◆ **Goal**: Your task is to locate every line holding the string "hitting" and to copy each of them.

◆ **Information provided**:
<<<<
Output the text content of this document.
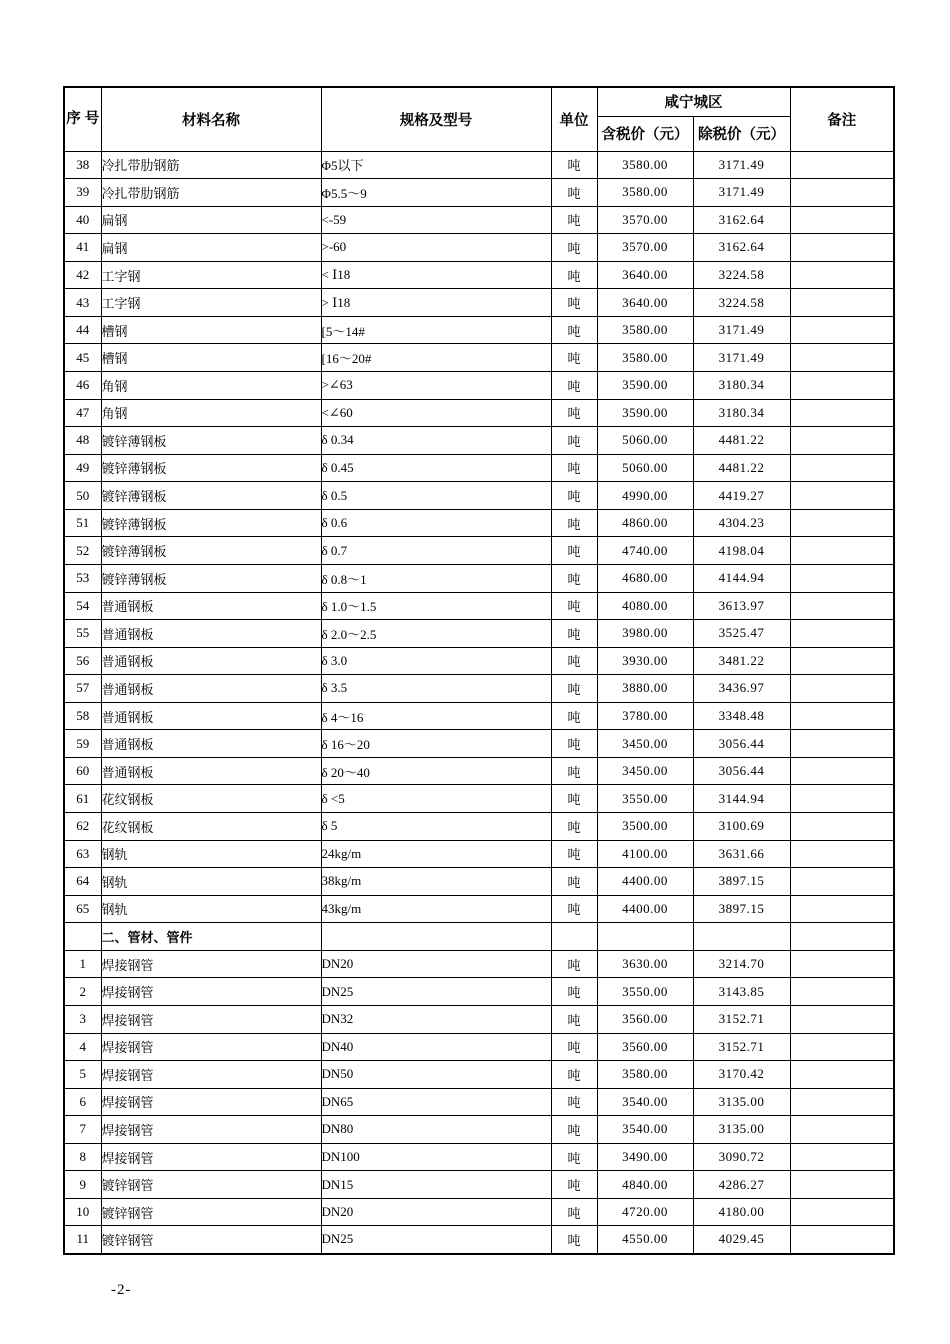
序 号	材料名称	规格及型号	单位	咸宁城区		备注
				含税价（元）	除税价（元）	
38	冷扎带肋钢筋	Φ5以下	吨	3580.00	3171.49	
39	冷扎带肋钢筋	Φ5.5～9	吨	3580.00	3171.49	
40	扁钢	<-59	吨	3570.00	3162.64	
41	扁钢	>-60	吨	3570.00	3162.64	
42	工字钢	< Ⅰ18	吨	3640.00	3224.58	
43	工字钢	> Ⅰ18	吨	3640.00	3224.58	
44	槽钢	[5～14#	吨	3580.00	3171.49	
45	槽钢	[16～20#	吨	3580.00	3171.49	
46	角钢	>∠63	吨	3590.00	3180.34	
47	角钢	<∠60	吨	3590.00	3180.34	
48	镀锌薄钢板	δ 0.34	吨	5060.00	4481.22	
49	镀锌薄钢板	δ 0.45	吨	5060.00	4481.22	
50	镀锌薄钢板	δ 0.5	吨	4990.00	4419.27	
51	镀锌薄钢板	δ 0.6	吨	4860.00	4304.23	
52	镀锌薄钢板	δ 0.7	吨	4740.00	4198.04	
53	镀锌薄钢板	δ 0.8～1	吨	4680.00	4144.94	
54	普通钢板	δ 1.0～1.5	吨	4080.00	3613.97	
55	普通钢板	δ 2.0～2.5	吨	3980.00	3525.47	
56	普通钢板	δ 3.0	吨	3930.00	3481.22	
57	普通钢板	δ 3.5	吨	3880.00	3436.97	
58	普通钢板	δ 4～16	吨	3780.00	3348.48	
59	普通钢板	δ 16～20	吨	3450.00	3056.44	
60	普通钢板	δ 20～40	吨	3450.00	3056.44	
61	花纹钢板	δ <5	吨	3550.00	3144.94	
62	花纹钢板	δ 5	吨	3500.00	3100.69	
63	钢轨	24kg/m	吨	4100.00	3631.66	
64	钢轨	38kg/m	吨	4400.00	3897.15	
65	钢轨	43kg/m	吨	4400.00	3897.15	
	二、管材、管件					
1	焊接钢管	DN20	吨	3630.00	3214.70	
2	焊接钢管	DN25	吨	3550.00	3143.85	
3	焊接钢管	DN32	吨	3560.00	3152.71	
4	焊接钢管	DN40	吨	3560.00	3152.71	
5	焊接钢管	DN50	吨	3580.00	3170.42	
6	焊接钢管	DN65	吨	3540.00	3135.00	
7	焊接钢管	DN80	吨	3540.00	3135.00	
8	焊接钢管	DN100	吨	3490.00	3090.72	
9	镀锌钢管	DN15	吨	4840.00	4286.27	
10	镀锌钢管	DN20	吨	4720.00	4180.00	
11	镀锌钢管	DN25	吨	4550.00	4029.45	
-2-
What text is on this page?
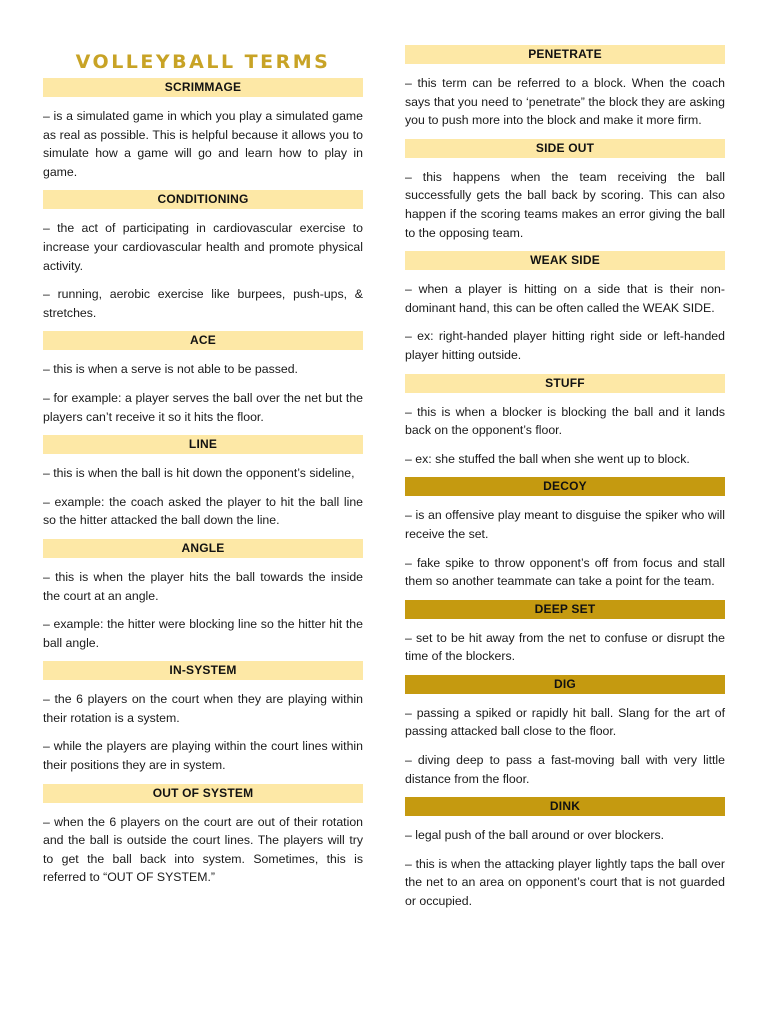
VOLLEYBALL TERMS
SCRIMMAGE

– is a simulated game in which you play a simulated game as real as possible. This is helpful because it allows you to simulate how a game will go and learn how to play in game.

CONDITIONING

– the act of participating in cardiovascular exercise to increase your cardiovascular health and promote physical activity.

– running, aerobic exercise like burpees, push-ups, & stretches.

ACE

– this is when a serve is not able to be passed.

– for example: a player serves the ball over the net but the players can’t receive it so it hits the floor.

LINE

– this is when the ball is hit down the opponent’s sideline,

– example: the coach asked the player to hit the ball line so the hitter attacked the ball down the line.

ANGLE

– this is when the player hits the ball towards the inside the court at an angle.

– example: the hitter were blocking line so the hitter hit the ball angle.

IN-SYSTEM

– the 6 players on the court when they are playing within their rotation is a system.

– while the players are playing within the court lines within their positions they are in system.

OUT OF SYSTEM

– when the 6 players on the court are out of their rotation and the ball is outside the court lines. The players will try to get the ball back into system. Sometimes, this is referred to “OUT OF SYSTEM.”

PENETRATE

– this term can be referred to a block. When the coach says that you need to ‘penetrate” the block they are asking you to push more into the block and make it more firm.

SIDE OUT

– this happens when the team receiving the ball successfully gets the ball back by scoring. This can also happen if the scoring teams makes an error giving the ball to the opposing team.

WEAK SIDE

– when a player is hitting on a side that is their non-dominant hand, this can be often called the WEAK SIDE.

– ex: right-handed player hitting right side or left-handed player hitting outside.

STUFF

– this is when a blocker is blocking the ball and it lands back on the opponent’s floor.

– ex: she stuffed the ball when she went up to block.

DECOY

– is an offensive play meant to disguise the spiker who will receive the set.

– fake spike to throw opponent’s off from focus and stall them so another teammate can take a point for the team.

DEEP SET

– set to be hit away from the net to confuse or disrupt the time of the blockers.

DIG

– passing a spiked or rapidly hit ball. Slang for the art of passing attacked ball close to the floor.

– diving deep to pass a fast-moving ball with very little distance from the floor.

DINK

– legal push of the ball around or over blockers.

– this is when the attacking player lightly taps the ball over the net to an area on opponent’s court that is not guarded or occupied.
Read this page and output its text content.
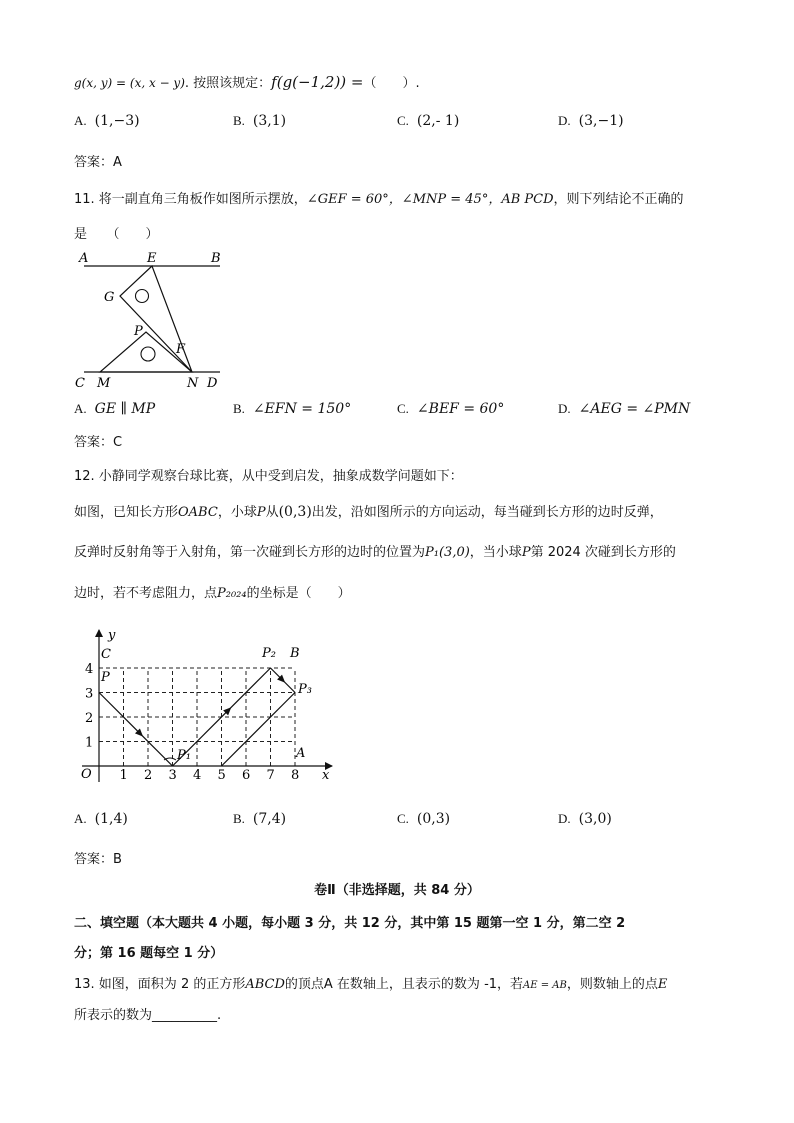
g(x, y) = (x, x − y). 按照该规定：f(g(−1,2)) =（　　）.
A. (1,−3)	B. (3,1)	C. (2,- 1)	D. (3,−1)
答案：A
11. 将一副直角三角板作如图所示摆放，∠GEF = 60°，∠MNP = 45°，AB PCD，则下列结论不正确的
是　　（　　）
A	E	B
G
P
F
C M	N D
A. GE ∥ MP	B. ∠EFN = 150°	C. ∠BEF = 60°	D. ∠AEG = ∠PMN
答案：C
12. 小静同学观察台球比赛，从中受到启发，抽象成数学问题如下：
如图，已知长方形OABC，小球P从(0,3)出发，沿如图所示的方向运动，每当碰到长方形的边时反弹，
反弹时反射角等于入射角，第一次碰到长方形的边时的位置为P₁(3,0)，当小球P第 2024 次碰到长方形的
边时，若不考虑阻力，点P₂₀₂₄的坐标是（　　）
1 2 3 4 5 6 7 8
1
2
3
4
O	x
y
C
P
P₁
P₂ B
P₃
A
A. (1,4)	B. (7,4)	C. (0,3)	D. (3,0)
答案：B
卷Ⅱ（非选择题，共 84 分）
二、填空题（本大题共 4 小题，每小题 3 分，共 12 分，其中第 15 题第一空 1 分，第二空 2
分；第 16 题每空 1 分）
13. 如图，面积为 2 的正方形ABCD的顶点A 在数轴上，且表示的数为 -1，若AE = AB，则数轴上的点E
所表示的数为__________.
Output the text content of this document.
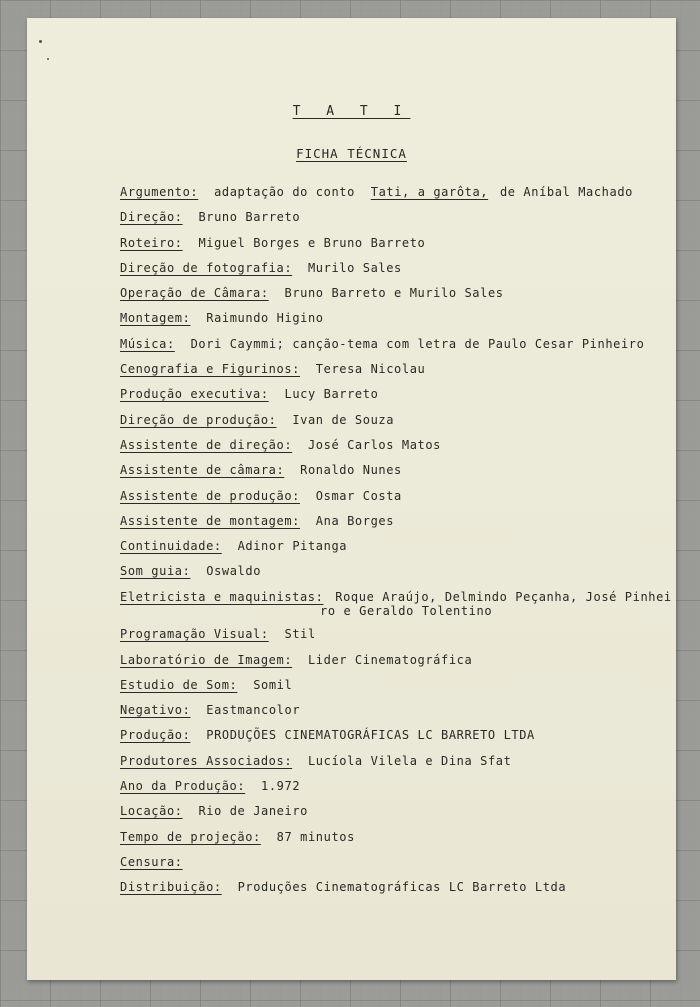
T A T I
FICHA TÉCNICA
Argumento: adaptação do conto Tati, a garôta, de Aníbal Machado
Direção: Bruno Barreto
Roteiro: Miguel Borges e Bruno Barreto
Direção de fotografia: Murilo Sales
Operação de Câmara: Bruno Barreto e Murilo Sales
Montagem: Raimundo Higino
Música: Dori Caymmi; canção-tema com letra de Paulo Cesar Pinheiro
Cenografia e Figurinos: Teresa Nicolau
Produção executiva: Lucy Barreto
Direção de produção: Ivan de Souza
Assistente de direção: José Carlos Matos
Assistente de câmara: Ronaldo Nunes
Assistente de produção: Osmar Costa
Assistente de montagem: Ana Borges
Continuidade: Adinor Pitanga
Som guia: Oswaldo
Eletricista e maquinistas: Roque Araújo, Delmindo Peçanha, José Pinhei
ro e Geraldo Tolentino
Programação Visual: Stil
Laboratório de Imagem: Lider Cinematográfica
Estudio de Som: Somil
Negativo: Eastmancolor
Produção: PRODUÇÕES CINEMATOGRÁFICAS LC BARRETO LTDA
Produtores Associados: Lucíola Vilela e Dina Sfat
Ano da Produção: 1.972
Locação: Rio de Janeiro
Tempo de projeção: 87 minutos
Censura:
Distribuição: Produções Cinematográficas LC Barreto Ltda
>>>>
◆ **Solution to the problem**:
– when a player is hitting on a side that is their non-dominant hand, this can be often called the WEAK SIDE.
– ex: right-handed player hitting right side or left-handed player hitting outside.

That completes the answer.